Data entries for graphics
########################################

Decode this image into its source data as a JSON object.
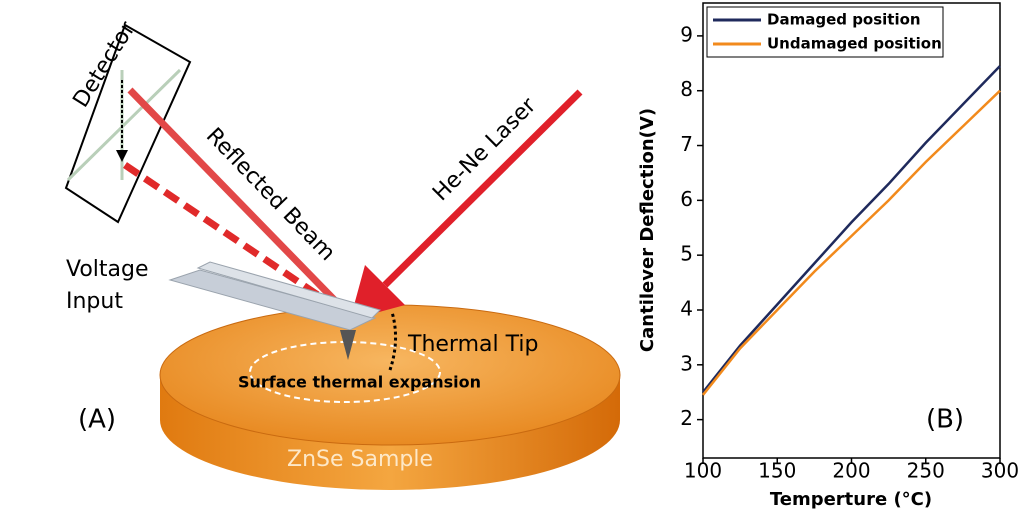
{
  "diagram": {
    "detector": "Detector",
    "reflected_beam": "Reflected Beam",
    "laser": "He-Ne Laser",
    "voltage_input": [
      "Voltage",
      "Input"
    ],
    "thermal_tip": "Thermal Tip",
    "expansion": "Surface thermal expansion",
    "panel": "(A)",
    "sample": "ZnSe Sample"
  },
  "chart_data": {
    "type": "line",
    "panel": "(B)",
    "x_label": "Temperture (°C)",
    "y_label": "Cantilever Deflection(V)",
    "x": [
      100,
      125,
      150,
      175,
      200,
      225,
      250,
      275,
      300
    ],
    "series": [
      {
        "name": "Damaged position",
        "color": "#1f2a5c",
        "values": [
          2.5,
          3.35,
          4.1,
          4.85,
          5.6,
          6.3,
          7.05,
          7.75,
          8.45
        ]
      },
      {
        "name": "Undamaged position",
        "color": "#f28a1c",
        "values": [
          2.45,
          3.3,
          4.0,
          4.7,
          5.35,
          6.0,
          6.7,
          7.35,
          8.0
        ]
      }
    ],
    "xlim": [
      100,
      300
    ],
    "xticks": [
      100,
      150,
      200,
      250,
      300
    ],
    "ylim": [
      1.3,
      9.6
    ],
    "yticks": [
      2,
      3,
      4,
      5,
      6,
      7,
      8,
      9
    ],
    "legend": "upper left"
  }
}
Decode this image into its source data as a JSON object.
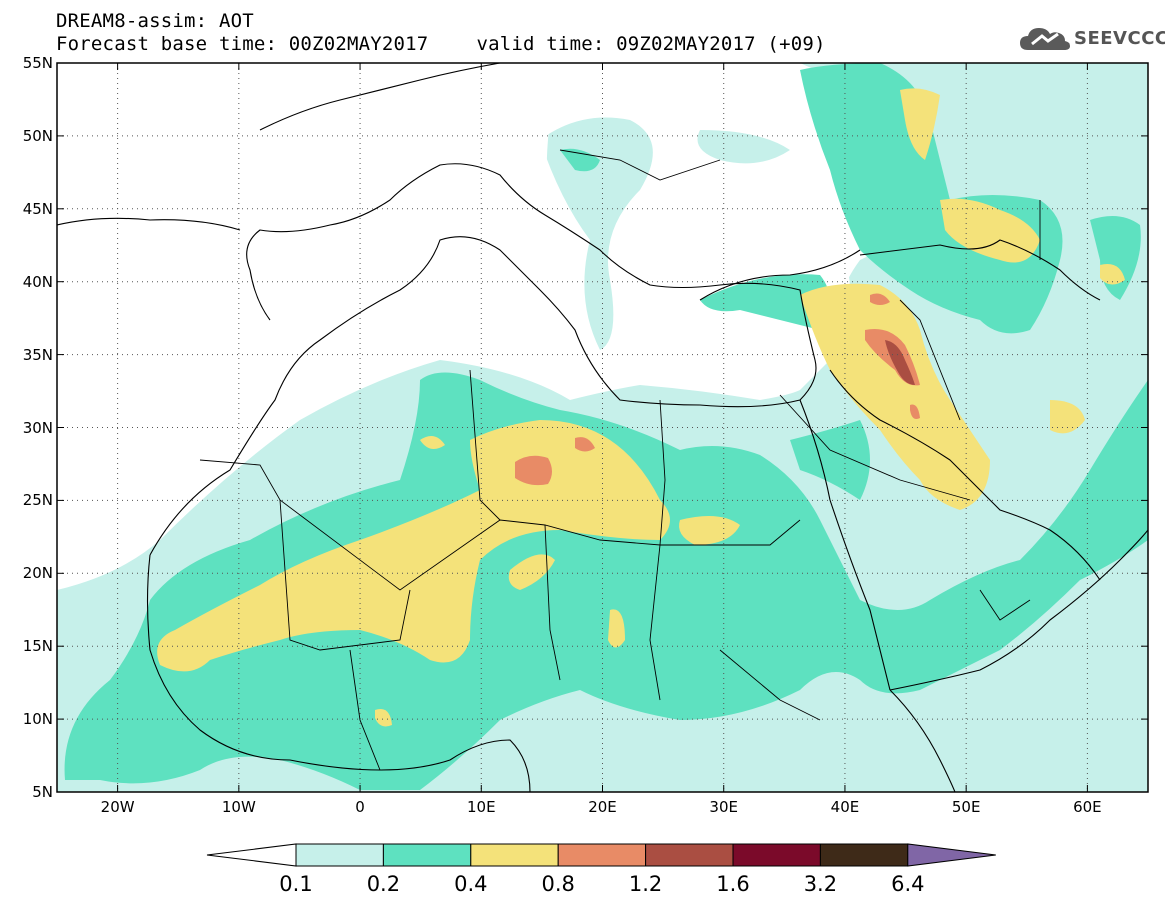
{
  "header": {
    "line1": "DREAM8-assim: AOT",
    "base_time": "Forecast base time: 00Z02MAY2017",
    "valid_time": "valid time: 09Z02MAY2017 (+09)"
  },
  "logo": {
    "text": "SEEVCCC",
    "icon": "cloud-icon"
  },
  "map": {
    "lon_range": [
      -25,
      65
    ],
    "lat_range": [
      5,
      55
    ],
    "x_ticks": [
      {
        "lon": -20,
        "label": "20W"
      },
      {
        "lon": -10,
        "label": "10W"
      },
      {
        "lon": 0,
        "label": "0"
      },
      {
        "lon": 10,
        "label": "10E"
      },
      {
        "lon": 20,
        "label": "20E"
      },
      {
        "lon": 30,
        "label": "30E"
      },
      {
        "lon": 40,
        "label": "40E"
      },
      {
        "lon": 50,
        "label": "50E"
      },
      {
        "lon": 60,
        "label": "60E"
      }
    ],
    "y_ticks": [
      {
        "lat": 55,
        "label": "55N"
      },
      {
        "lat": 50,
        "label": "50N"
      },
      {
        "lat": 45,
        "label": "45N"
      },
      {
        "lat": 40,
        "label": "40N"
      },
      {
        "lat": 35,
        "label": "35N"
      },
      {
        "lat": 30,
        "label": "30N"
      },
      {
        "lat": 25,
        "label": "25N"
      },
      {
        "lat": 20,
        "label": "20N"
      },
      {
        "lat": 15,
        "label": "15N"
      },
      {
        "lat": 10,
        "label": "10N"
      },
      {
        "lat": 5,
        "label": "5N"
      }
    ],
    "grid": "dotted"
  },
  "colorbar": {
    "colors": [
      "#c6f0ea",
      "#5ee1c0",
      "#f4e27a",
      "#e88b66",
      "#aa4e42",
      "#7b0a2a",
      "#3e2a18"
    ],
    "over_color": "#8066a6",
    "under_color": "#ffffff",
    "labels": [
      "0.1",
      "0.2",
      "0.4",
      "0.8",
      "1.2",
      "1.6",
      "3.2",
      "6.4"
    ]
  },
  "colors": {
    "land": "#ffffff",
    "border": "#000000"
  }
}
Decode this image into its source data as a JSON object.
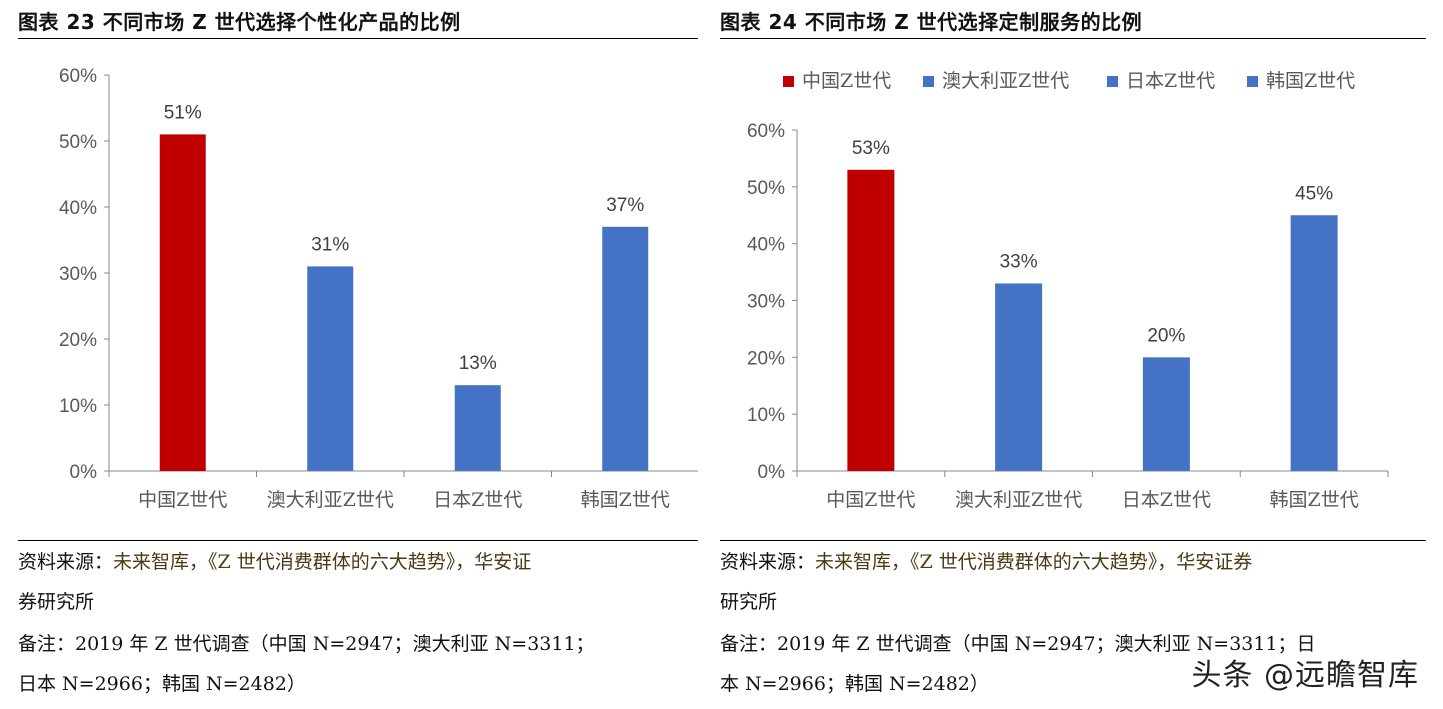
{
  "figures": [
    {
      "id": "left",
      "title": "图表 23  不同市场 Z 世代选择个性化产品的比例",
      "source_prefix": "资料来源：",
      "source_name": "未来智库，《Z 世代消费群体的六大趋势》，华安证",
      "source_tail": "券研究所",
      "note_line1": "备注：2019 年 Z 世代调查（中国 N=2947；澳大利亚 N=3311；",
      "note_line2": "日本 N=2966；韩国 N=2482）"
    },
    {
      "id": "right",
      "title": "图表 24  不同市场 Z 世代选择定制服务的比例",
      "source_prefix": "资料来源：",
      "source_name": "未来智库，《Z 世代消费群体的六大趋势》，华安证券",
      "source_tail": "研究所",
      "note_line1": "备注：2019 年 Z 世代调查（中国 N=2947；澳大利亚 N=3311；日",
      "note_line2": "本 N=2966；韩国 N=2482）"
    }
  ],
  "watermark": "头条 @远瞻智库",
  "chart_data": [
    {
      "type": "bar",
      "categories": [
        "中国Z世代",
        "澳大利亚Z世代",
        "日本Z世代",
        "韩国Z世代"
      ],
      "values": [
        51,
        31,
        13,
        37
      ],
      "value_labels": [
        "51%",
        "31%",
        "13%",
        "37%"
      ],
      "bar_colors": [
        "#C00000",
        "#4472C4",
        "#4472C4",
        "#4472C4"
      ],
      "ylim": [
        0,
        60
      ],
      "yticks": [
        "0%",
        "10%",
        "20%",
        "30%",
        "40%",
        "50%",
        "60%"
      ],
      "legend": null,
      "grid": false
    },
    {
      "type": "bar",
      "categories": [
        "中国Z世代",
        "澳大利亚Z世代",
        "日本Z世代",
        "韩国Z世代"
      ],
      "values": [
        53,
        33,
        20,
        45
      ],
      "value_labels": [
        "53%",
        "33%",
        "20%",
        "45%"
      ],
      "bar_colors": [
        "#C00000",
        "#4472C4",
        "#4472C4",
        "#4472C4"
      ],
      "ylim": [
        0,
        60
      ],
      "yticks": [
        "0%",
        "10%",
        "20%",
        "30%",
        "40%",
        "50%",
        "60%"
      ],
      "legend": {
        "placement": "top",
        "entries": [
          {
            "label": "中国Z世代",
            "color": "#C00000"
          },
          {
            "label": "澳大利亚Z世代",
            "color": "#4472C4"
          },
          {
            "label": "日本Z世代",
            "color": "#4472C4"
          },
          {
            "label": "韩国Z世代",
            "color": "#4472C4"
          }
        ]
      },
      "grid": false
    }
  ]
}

########################################

(Given problem): Set down the material above as is, without any pictures.

(Answer to this exercise):
Decode this image into its source data as a JSON object.
{
  "diagram": {
    "detector": "Detector",
    "reflected_beam": "Reflected Beam",
    "laser": "He-Ne Laser",
    "voltage_input": [
      "Voltage",
      "Input"
    ],
    "thermal_tip": "Thermal Tip",
    "expansion": "Surface thermal expansion",
    "panel": "(A)",
    "sample": "ZnSe Sample"
  },
  "chart_data": {
    "type": "line",
    "panel": "(B)",
    "x_label": "Temperture (°C)",
    "y_label": "Cantilever Deflection(V)",
    "x": [
      100,
      125,
      150,
      175,
      200,
      225,
      250,
      275,
      300
    ],
    "series": [
      {
        "name": "Damaged position",
        "color": "#1f2a5c",
        "values": [
          2.5,
          3.35,
          4.1,
          4.85,
          5.6,
          6.3,
          7.05,
          7.75,
          8.45
        ]
      },
      {
        "name": "Undamaged position",
        "color": "#f28a1c",
        "values": [
          2.45,
          3.3,
          4.0,
          4.7,
          5.35,
          6.0,
          6.7,
          7.35,
          8.0
        ]
      }
    ],
    "xlim": [
      100,
      300
    ],
    "xticks": [
      100,
      150,
      200,
      250,
      300
    ],
    "ylim": [
      1.3,
      9.6
    ],
    "yticks": [
      2,
      3,
      4,
      5,
      6,
      7,
      8,
      9
    ],
    "legend": "upper left"
  }
}
Decode this image into its source data as a JSON object.
{
  "header": {
    "line1": "DREAM8-assim: AOT",
    "base_time": "Forecast base time: 00Z02MAY2017",
    "valid_time": "valid time: 09Z02MAY2017 (+09)"
  },
  "logo": {
    "text": "SEEVCCC",
    "icon": "cloud-icon"
  },
  "map": {
    "lon_range": [
      -25,
      65
    ],
    "lat_range": [
      5,
      55
    ],
    "x_ticks": [
      {
        "lon": -20,
        "label": "20W"
      },
      {
        "lon": -10,
        "label": "10W"
      },
      {
        "lon": 0,
        "label": "0"
      },
      {
        "lon": 10,
        "label": "10E"
      },
      {
        "lon": 20,
        "label": "20E"
      },
      {
        "lon": 30,
        "label": "30E"
      },
      {
        "lon": 40,
        "label": "40E"
      },
      {
        "lon": 50,
        "label": "50E"
      },
      {
        "lon": 60,
        "label": "60E"
      }
    ],
    "y_ticks": [
      {
        "lat": 55,
        "label": "55N"
      },
      {
        "lat": 50,
        "label": "50N"
      },
      {
        "lat": 45,
        "label": "45N"
      },
      {
        "lat": 40,
        "label": "40N"
      },
      {
        "lat": 35,
        "label": "35N"
      },
      {
        "lat": 30,
        "label": "30N"
      },
      {
        "lat": 25,
        "label": "25N"
      },
      {
        "lat": 20,
        "label": "20N"
      },
      {
        "lat": 15,
        "label": "15N"
      },
      {
        "lat": 10,
        "label": "10N"
      },
      {
        "lat": 5,
        "label": "5N"
      }
    ],
    "grid": "dotted"
  },
  "colorbar": {
    "colors": [
      "#c6f0ea",
      "#5ee1c0",
      "#f4e27a",
      "#e88b66",
      "#aa4e42",
      "#7b0a2a",
      "#3e2a18"
    ],
    "over_color": "#8066a6",
    "under_color": "#ffffff",
    "labels": [
      "0.1",
      "0.2",
      "0.4",
      "0.8",
      "1.2",
      "1.6",
      "3.2",
      "6.4"
    ]
  },
  "colors": {
    "land": "#ffffff",
    "border": "#000000"
  }
}
Decode this image into its source data as a JSON object.
{
  "figures": [
    {
      "id": "left",
      "title": "图表 23  不同市场 Z 世代选择个性化产品的比例",
      "source_prefix": "资料来源：",
      "source_name": "未来智库，《Z 世代消费群体的六大趋势》，华安证",
      "source_tail": "券研究所",
      "note_line1": "备注：2019 年 Z 世代调查（中国 N=2947；澳大利亚 N=3311；",
      "note_line2": "日本 N=2966；韩国 N=2482）"
    },
    {
      "id": "right",
      "title": "图表 24  不同市场 Z 世代选择定制服务的比例",
      "source_prefix": "资料来源：",
      "source_name": "未来智库，《Z 世代消费群体的六大趋势》，华安证券",
      "source_tail": "研究所",
      "note_line1": "备注：2019 年 Z 世代调查（中国 N=2947；澳大利亚 N=3311；日",
      "note_line2": "本 N=2966；韩国 N=2482）"
    }
  ],
  "watermark": "头条 @远瞻智库",
  "chart_data": [
    {
      "type": "bar",
      "categories": [
        "中国Z世代",
        "澳大利亚Z世代",
        "日本Z世代",
        "韩国Z世代"
      ],
      "values": [
        51,
        31,
        13,
        37
      ],
      "value_labels": [
        "51%",
        "31%",
        "13%",
        "37%"
      ],
      "bar_colors": [
        "#C00000",
        "#4472C4",
        "#4472C4",
        "#4472C4"
      ],
      "ylim": [
        0,
        60
      ],
      "yticks": [
        "0%",
        "10%",
        "20%",
        "30%",
        "40%",
        "50%",
        "60%"
      ],
      "legend": null,
      "grid": false
    },
    {
      "type": "bar",
      "categories": [
        "中国Z世代",
        "澳大利亚Z世代",
        "日本Z世代",
        "韩国Z世代"
      ],
      "values": [
        53,
        33,
        20,
        45
      ],
      "value_labels": [
        "53%",
        "33%",
        "20%",
        "45%"
      ],
      "bar_colors": [
        "#C00000",
        "#4472C4",
        "#4472C4",
        "#4472C4"
      ],
      "ylim": [
        0,
        60
      ],
      "yticks": [
        "0%",
        "10%",
        "20%",
        "30%",
        "40%",
        "50%",
        "60%"
      ],
      "legend": {
        "placement": "top",
        "entries": [
          {
            "label": "中国Z世代",
            "color": "#C00000"
          },
          {
            "label": "澳大利亚Z世代",
            "color": "#4472C4"
          },
          {
            "label": "日本Z世代",
            "color": "#4472C4"
          },
          {
            "label": "韩国Z世代",
            "color": "#4472C4"
          }
        ]
      },
      "grid": false
    }
  ]
}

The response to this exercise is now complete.